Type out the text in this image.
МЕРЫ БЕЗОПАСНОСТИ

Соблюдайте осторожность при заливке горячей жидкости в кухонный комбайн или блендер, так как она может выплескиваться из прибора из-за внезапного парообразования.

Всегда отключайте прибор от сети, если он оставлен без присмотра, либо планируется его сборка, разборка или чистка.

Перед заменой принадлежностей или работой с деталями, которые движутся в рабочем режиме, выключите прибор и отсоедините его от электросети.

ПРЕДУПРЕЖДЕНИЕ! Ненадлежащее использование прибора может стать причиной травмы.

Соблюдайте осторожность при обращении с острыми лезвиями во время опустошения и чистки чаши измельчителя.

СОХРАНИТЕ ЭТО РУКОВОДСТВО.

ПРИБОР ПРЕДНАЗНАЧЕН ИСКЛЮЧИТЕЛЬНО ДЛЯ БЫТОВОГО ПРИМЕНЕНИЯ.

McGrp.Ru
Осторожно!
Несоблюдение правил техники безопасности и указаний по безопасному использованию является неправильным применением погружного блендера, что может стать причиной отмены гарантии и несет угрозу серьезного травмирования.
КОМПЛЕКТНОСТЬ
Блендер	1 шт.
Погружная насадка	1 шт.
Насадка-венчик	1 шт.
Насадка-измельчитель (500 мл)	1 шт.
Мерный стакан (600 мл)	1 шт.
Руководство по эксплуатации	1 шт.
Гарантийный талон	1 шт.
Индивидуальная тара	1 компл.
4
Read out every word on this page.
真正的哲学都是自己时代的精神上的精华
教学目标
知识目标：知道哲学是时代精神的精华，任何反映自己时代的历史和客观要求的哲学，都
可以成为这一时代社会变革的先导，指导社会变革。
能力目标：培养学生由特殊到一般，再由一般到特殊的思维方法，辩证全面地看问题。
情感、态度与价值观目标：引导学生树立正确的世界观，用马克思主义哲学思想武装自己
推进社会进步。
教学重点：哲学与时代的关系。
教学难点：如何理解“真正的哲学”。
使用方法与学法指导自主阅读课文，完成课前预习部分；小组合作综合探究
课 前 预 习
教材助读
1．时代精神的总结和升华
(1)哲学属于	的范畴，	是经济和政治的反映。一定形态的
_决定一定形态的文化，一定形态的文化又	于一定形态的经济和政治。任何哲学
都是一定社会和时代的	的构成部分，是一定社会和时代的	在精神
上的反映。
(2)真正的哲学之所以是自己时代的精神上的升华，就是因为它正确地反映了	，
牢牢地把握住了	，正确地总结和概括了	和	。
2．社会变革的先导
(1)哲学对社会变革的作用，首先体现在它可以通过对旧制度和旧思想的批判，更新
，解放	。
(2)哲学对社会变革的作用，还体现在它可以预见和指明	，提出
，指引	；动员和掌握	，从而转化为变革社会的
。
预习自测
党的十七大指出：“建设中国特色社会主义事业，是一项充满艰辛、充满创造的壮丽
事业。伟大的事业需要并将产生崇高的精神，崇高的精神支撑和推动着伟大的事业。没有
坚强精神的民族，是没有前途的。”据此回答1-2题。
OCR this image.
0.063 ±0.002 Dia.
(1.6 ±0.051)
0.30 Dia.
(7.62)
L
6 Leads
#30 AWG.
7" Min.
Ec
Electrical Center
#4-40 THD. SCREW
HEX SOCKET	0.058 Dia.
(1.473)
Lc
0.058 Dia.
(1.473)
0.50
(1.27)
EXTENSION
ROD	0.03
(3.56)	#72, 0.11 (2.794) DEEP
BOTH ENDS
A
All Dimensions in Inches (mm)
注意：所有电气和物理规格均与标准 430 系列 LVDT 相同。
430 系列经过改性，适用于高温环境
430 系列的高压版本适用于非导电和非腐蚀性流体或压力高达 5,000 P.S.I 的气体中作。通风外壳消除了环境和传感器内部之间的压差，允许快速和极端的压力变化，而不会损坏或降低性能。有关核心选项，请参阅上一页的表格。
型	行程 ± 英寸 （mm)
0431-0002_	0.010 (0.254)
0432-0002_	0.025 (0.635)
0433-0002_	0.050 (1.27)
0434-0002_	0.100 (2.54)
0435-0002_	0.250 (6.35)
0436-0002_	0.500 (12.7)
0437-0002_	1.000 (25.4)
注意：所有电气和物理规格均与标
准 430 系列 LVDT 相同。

**Task directions**
Select and copy every line from the records that includes the word "причиной".

**Written answer**
ПРЕДУПРЕЖДЕНИЕ! Ненадлежащее использование прибора может стать причиной травмы.
Несоблюдение правил техники безопасности и указаний по безопасному использованию является неправильным применением погружного блендера, что может стать причиной отмены гарантии и несет угрозу серьезного травмирования.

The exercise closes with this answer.